> _Exercise details_: Search the records below for the word "sebesar" and show every line where it occurs.

> _Data entries_:
▬▬▬▬▬▬▬▬▬▬

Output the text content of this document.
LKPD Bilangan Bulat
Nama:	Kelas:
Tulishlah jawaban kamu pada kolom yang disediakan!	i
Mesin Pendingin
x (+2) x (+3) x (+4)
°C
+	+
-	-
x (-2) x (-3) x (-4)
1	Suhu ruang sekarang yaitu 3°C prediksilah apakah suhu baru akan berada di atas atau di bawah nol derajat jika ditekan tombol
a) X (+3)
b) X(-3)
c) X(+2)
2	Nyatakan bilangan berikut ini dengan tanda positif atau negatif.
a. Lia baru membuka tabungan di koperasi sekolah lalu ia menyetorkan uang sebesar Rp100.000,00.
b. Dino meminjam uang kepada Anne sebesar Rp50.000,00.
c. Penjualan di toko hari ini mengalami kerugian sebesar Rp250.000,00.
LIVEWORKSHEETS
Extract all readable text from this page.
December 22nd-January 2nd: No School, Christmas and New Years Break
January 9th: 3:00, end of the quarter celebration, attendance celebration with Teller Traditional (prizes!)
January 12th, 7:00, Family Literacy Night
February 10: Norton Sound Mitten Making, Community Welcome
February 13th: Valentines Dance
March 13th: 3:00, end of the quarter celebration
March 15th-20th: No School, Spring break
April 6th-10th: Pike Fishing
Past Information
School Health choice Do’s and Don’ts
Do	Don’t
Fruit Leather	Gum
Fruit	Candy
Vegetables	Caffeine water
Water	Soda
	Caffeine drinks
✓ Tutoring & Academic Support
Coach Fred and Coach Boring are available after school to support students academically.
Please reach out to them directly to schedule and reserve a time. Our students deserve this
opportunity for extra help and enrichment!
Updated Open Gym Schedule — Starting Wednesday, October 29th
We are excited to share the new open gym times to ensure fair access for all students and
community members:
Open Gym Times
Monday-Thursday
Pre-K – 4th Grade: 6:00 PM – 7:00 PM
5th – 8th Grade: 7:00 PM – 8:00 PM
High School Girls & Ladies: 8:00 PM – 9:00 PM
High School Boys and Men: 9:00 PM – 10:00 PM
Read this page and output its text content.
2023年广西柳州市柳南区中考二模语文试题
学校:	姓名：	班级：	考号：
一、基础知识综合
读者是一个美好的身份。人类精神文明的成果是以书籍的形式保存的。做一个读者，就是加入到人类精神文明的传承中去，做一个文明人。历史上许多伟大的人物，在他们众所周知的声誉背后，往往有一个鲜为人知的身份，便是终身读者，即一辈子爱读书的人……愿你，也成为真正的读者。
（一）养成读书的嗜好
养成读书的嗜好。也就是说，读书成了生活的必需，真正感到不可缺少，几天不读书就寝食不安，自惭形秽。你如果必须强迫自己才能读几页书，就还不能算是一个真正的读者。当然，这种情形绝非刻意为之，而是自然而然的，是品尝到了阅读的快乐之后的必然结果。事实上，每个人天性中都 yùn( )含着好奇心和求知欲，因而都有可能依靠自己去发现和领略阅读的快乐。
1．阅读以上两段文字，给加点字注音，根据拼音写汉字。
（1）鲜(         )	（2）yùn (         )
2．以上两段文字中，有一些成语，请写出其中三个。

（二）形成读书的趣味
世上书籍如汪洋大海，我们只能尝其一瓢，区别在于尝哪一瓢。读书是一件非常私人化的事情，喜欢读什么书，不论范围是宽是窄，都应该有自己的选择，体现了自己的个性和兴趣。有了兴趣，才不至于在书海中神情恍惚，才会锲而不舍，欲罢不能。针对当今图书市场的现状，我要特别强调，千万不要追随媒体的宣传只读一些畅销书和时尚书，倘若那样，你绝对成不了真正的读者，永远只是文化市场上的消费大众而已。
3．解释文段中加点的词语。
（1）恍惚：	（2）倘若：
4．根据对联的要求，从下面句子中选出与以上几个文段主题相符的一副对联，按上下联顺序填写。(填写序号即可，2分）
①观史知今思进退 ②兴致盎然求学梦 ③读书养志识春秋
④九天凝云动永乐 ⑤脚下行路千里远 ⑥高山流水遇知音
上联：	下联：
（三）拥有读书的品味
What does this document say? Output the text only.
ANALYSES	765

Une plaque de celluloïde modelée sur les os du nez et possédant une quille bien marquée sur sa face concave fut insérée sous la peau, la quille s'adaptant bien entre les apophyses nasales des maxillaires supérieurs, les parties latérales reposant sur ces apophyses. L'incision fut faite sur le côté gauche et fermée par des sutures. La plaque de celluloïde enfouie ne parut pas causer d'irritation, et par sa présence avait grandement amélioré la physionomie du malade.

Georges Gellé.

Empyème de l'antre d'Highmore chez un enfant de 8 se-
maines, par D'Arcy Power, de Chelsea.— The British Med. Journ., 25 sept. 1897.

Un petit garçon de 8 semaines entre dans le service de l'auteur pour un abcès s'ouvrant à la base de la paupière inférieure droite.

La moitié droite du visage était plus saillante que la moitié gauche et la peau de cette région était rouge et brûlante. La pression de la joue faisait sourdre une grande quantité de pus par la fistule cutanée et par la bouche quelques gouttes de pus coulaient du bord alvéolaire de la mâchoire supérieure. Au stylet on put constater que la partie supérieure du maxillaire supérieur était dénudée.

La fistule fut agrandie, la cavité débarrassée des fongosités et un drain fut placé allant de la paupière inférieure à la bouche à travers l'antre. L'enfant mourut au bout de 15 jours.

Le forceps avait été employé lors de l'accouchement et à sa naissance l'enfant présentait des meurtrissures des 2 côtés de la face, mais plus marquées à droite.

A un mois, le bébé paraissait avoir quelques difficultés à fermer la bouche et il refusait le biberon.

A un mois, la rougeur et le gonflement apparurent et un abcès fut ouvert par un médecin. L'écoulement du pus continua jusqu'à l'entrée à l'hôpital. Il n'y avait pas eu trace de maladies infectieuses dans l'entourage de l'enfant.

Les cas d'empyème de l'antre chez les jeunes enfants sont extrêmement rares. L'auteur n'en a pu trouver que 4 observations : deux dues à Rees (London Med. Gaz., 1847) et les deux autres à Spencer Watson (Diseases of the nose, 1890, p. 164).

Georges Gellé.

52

▬▬▬▬▬▬▬▬▬▬

> _Reply to the task_:
a. Lia baru membuka tabungan di koperasi sekolah lalu ia menyetorkan uang sebesar Rp100.000,00.
b. Dino meminjam uang kepada Anne sebesar Rp50.000,00.
c. Penjualan di toko hari ini mengalami kerugian sebesar Rp250.000,00.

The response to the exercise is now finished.